Collect each line of the records containing the string "best".

◆ Data lines ◆
┄┄┄┄┄┄┄┄┄┄

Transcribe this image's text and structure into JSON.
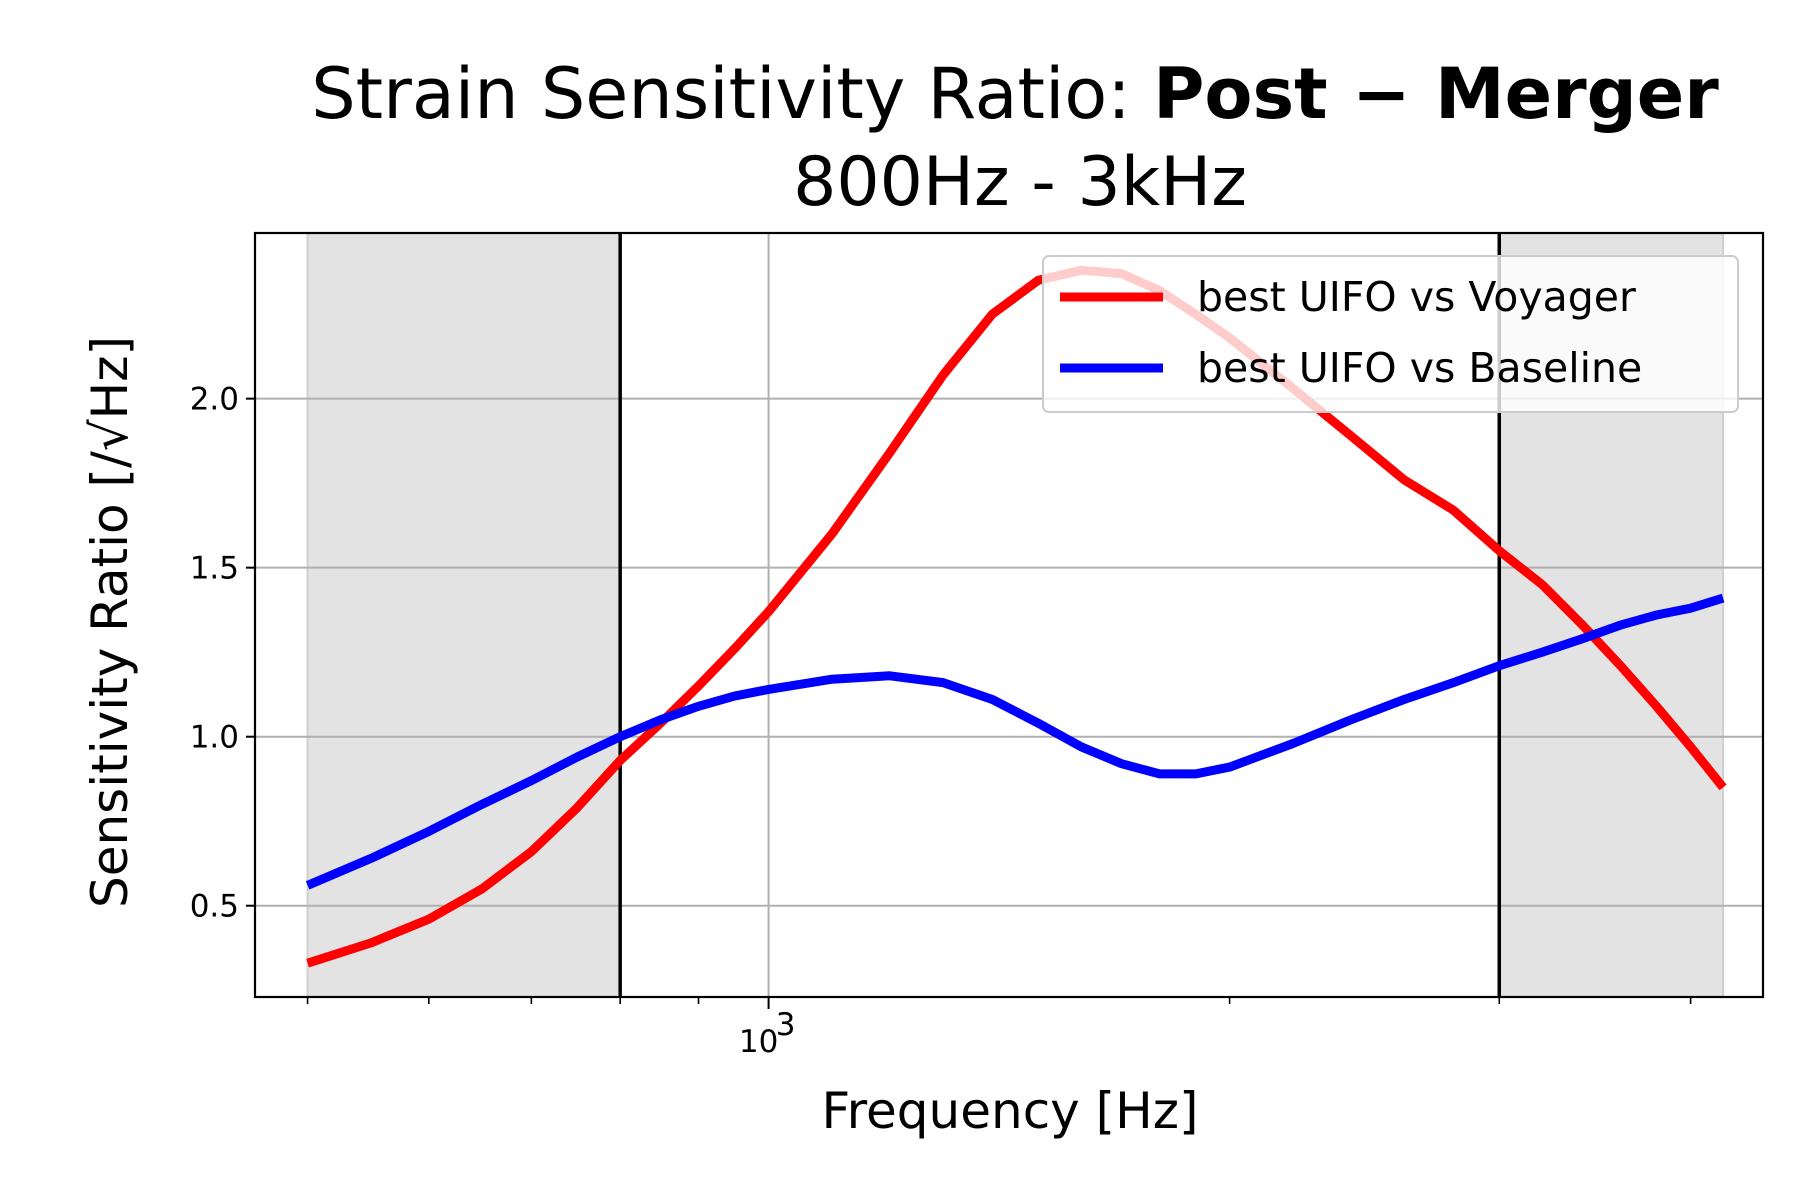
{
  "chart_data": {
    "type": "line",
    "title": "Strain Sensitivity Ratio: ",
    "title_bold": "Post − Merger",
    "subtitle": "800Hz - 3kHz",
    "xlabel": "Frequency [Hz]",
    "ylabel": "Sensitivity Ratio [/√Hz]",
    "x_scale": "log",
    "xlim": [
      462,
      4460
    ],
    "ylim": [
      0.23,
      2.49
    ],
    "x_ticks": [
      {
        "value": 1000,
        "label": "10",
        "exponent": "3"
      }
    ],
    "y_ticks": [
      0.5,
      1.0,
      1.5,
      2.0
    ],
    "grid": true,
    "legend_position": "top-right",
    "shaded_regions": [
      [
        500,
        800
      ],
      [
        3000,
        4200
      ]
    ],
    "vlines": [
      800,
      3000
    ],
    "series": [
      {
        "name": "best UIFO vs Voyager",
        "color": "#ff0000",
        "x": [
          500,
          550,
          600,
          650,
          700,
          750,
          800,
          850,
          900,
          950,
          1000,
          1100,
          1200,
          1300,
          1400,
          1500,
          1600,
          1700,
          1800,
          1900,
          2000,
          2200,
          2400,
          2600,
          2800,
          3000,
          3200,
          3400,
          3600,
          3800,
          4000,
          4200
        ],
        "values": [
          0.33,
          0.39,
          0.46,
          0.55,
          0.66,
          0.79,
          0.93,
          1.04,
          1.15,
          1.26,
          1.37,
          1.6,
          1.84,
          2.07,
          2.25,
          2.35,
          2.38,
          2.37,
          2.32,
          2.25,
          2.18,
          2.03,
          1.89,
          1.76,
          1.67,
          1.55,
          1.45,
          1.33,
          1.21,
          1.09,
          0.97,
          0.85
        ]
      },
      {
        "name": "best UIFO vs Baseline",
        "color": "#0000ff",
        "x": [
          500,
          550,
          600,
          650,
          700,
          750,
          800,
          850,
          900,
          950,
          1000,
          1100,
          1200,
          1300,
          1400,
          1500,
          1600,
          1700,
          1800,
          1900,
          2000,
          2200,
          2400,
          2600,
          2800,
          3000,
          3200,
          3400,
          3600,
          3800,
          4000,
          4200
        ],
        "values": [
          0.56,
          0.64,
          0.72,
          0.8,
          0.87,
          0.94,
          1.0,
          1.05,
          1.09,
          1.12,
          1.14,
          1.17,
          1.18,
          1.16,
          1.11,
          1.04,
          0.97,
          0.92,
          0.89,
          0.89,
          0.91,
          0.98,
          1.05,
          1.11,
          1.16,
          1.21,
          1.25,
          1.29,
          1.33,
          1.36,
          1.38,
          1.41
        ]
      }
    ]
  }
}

┄┄┄┄┄┄┄┄┄┄

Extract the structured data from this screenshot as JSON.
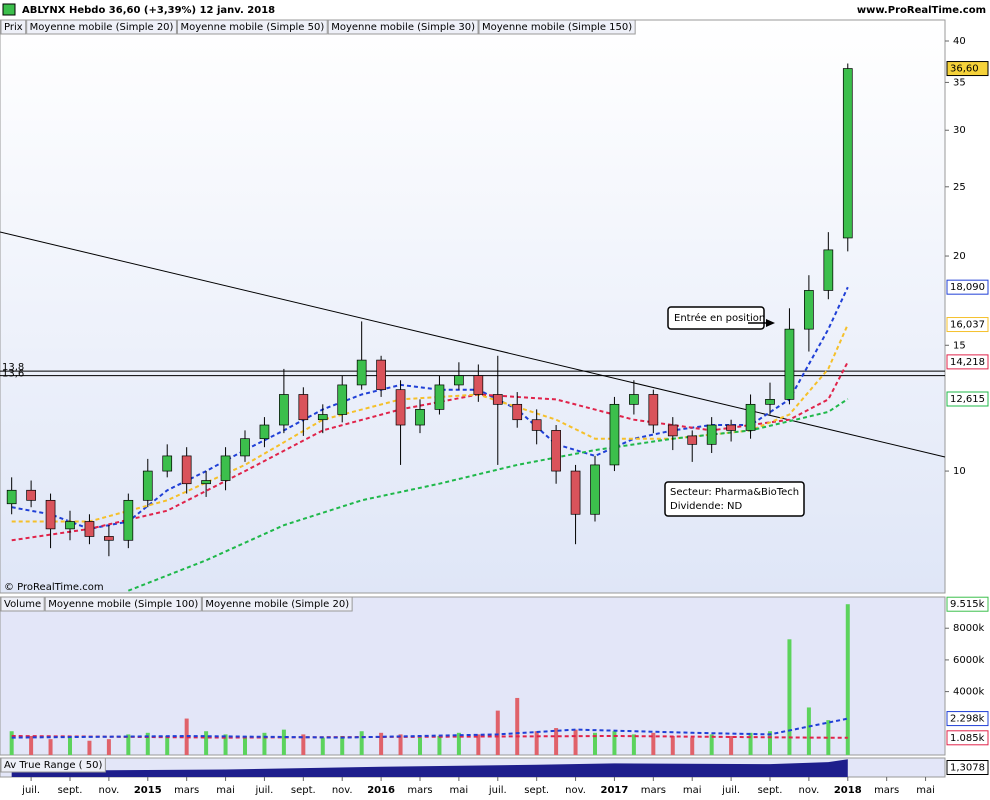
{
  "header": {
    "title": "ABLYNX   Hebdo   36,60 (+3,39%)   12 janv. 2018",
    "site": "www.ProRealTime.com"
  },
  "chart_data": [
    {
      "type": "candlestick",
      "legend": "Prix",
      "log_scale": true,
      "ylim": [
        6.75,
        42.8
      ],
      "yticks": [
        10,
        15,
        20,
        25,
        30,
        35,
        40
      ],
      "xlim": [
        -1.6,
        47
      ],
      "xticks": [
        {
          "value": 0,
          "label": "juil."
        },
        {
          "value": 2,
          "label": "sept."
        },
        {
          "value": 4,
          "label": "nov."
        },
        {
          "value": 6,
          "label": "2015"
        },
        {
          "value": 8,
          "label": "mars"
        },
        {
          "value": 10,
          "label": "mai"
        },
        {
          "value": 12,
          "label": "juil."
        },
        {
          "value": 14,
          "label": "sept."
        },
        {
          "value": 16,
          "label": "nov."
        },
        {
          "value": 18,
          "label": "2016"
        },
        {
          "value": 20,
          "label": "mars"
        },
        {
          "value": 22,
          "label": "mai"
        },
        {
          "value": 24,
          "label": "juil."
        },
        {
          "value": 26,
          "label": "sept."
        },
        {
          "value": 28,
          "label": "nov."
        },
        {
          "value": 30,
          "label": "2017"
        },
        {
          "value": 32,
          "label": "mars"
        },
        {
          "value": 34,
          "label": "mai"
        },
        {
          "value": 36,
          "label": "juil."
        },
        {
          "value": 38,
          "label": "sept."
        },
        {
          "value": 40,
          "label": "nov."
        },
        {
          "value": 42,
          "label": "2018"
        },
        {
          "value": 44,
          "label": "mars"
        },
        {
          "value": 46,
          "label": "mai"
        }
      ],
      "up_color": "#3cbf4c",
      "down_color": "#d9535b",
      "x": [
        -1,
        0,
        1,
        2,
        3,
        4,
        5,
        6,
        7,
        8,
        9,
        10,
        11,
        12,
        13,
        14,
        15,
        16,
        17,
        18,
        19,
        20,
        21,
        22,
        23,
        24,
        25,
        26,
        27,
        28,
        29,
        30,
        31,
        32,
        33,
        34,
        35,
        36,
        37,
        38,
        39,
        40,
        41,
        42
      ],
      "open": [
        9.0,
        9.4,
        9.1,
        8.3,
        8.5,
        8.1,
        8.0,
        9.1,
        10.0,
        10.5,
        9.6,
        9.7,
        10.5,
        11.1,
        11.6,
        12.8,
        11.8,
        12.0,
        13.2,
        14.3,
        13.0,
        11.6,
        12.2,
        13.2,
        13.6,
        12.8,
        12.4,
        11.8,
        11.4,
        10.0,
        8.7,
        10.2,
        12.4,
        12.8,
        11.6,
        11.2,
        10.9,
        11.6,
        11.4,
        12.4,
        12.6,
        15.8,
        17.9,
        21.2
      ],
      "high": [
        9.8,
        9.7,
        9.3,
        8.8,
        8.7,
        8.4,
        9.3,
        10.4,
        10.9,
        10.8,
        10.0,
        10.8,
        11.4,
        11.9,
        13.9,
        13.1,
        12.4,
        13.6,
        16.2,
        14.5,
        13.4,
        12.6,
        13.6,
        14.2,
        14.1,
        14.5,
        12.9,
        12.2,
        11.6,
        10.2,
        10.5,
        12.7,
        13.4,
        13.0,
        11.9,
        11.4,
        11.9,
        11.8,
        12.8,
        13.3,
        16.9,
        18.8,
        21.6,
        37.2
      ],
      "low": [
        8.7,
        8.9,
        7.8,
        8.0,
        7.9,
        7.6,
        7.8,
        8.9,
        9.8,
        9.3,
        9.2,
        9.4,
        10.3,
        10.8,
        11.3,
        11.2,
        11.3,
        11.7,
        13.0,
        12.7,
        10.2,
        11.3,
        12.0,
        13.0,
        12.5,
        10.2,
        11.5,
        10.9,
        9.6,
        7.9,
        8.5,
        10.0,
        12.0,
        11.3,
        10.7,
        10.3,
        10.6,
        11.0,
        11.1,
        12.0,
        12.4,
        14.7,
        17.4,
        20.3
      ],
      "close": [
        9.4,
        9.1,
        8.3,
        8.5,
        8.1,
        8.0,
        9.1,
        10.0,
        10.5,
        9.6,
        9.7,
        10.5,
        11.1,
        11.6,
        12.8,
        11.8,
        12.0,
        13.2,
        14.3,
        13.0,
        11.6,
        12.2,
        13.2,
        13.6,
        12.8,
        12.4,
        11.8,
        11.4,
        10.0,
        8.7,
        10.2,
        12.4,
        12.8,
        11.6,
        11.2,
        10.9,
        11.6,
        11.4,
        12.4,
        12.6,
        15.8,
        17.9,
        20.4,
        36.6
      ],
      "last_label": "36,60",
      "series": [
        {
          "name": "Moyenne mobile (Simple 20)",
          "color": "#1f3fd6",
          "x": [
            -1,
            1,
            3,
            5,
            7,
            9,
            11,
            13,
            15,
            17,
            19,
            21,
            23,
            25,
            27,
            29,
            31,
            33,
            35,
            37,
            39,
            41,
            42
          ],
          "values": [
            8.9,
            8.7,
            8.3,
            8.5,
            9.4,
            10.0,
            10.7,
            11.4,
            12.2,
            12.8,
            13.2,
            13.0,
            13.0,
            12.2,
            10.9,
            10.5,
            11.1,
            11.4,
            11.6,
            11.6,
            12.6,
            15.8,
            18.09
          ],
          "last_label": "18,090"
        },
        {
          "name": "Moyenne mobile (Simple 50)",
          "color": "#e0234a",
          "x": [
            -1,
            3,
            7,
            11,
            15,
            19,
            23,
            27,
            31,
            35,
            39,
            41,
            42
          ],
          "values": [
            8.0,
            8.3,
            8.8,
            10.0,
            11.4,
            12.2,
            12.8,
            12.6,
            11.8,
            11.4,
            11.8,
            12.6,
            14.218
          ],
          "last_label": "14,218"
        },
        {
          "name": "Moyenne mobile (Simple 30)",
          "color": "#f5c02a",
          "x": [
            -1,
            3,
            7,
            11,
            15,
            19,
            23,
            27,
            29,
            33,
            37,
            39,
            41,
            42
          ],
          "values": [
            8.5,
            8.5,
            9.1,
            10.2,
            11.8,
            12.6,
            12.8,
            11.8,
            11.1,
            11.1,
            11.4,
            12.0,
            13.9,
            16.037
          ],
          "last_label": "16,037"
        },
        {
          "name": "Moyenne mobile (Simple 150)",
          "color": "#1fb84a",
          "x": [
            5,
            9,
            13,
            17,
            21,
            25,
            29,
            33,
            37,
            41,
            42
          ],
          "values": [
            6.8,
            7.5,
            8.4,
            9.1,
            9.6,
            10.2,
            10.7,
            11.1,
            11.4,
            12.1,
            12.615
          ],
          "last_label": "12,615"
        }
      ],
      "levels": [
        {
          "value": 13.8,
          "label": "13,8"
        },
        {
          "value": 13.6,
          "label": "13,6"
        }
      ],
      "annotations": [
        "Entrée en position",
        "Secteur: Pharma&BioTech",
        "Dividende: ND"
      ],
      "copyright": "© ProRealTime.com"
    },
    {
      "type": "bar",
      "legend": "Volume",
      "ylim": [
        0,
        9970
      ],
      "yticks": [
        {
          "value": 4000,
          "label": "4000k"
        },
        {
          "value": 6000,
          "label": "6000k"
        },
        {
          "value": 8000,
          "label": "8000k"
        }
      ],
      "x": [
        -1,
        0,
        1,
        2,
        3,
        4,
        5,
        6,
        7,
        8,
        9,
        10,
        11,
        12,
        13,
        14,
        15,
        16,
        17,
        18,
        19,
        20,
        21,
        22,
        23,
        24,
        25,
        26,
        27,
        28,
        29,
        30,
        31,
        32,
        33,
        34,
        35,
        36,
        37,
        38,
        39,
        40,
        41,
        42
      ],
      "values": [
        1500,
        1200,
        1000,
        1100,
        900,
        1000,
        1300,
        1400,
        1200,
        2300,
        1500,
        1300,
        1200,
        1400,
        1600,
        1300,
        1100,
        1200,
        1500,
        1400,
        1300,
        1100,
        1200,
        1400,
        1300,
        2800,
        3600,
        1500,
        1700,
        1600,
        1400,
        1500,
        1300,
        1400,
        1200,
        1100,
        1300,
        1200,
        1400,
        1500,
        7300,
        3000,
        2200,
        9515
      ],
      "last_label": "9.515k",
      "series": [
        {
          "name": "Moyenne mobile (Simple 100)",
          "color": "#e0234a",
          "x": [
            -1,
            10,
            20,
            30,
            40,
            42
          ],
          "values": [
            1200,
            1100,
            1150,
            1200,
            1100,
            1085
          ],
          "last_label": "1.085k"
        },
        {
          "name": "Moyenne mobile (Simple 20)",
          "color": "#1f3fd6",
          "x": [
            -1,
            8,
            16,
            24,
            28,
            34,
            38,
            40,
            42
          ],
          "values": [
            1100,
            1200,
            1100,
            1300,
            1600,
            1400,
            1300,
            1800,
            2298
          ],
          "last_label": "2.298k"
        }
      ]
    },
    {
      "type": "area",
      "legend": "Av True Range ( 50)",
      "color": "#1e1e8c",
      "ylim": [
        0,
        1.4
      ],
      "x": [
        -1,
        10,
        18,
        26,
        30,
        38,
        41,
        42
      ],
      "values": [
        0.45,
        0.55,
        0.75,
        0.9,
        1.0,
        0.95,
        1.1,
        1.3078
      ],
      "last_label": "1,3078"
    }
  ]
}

┄┄┄┄┄┄┄┄┄┄

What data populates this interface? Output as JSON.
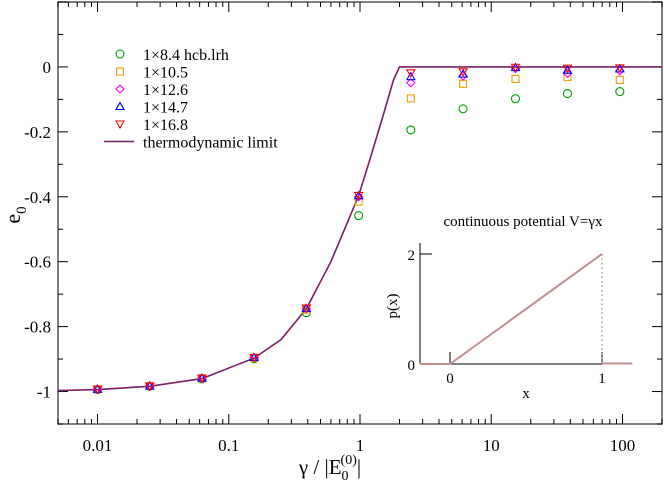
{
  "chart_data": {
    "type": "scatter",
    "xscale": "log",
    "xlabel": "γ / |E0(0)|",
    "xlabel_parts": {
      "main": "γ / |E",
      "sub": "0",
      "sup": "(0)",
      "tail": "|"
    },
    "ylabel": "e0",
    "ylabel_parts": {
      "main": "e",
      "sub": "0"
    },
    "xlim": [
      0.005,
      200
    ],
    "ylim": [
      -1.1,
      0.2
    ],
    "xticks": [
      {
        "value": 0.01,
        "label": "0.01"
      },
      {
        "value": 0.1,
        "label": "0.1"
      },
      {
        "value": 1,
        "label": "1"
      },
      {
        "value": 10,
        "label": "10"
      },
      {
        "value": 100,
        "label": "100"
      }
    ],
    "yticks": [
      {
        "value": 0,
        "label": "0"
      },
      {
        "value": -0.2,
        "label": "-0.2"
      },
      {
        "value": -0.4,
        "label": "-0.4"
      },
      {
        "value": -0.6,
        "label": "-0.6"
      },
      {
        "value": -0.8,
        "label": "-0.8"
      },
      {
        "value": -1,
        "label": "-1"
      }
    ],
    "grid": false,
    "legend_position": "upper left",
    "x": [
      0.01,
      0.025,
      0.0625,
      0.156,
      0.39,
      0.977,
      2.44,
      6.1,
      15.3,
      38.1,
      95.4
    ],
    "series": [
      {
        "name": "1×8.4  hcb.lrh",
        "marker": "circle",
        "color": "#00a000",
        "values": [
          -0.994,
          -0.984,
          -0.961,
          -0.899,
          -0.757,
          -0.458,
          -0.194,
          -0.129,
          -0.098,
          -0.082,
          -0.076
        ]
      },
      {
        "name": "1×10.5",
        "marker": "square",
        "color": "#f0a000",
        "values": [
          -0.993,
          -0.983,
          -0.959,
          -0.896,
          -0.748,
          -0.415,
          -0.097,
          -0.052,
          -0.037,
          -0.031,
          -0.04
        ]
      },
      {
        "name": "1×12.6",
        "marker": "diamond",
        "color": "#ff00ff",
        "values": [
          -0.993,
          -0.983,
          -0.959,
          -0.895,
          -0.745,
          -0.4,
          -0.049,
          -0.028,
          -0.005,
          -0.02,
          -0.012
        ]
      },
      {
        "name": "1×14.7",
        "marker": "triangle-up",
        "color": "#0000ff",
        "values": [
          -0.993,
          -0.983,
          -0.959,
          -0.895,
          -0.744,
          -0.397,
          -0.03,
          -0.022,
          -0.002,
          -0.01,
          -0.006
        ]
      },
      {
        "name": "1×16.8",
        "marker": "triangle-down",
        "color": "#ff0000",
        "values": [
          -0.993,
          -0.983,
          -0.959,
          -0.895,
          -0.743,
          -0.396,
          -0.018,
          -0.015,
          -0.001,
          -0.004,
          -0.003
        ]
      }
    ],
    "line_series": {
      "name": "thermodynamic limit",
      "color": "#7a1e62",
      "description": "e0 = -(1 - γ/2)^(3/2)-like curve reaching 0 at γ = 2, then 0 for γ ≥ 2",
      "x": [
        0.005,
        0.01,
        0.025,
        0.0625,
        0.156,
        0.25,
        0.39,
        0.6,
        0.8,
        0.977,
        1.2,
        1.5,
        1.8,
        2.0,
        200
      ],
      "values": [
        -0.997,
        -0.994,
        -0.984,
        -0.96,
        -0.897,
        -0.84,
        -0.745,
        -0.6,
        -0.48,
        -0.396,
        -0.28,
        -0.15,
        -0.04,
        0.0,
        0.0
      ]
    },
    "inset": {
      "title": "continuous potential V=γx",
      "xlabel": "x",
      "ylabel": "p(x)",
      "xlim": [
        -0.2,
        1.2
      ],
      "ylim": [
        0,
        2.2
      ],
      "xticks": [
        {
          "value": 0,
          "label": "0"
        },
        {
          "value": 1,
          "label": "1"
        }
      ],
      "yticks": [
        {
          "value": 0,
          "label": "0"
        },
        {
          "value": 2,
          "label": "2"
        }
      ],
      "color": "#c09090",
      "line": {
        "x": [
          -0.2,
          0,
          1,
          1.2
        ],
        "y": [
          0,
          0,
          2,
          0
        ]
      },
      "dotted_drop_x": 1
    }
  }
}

┄┄┄┄┄┄┄┄┄┄

◆ The output ◆
        "name": "best UIFO vs Voyager",
        "name": "best UIFO vs Baseline",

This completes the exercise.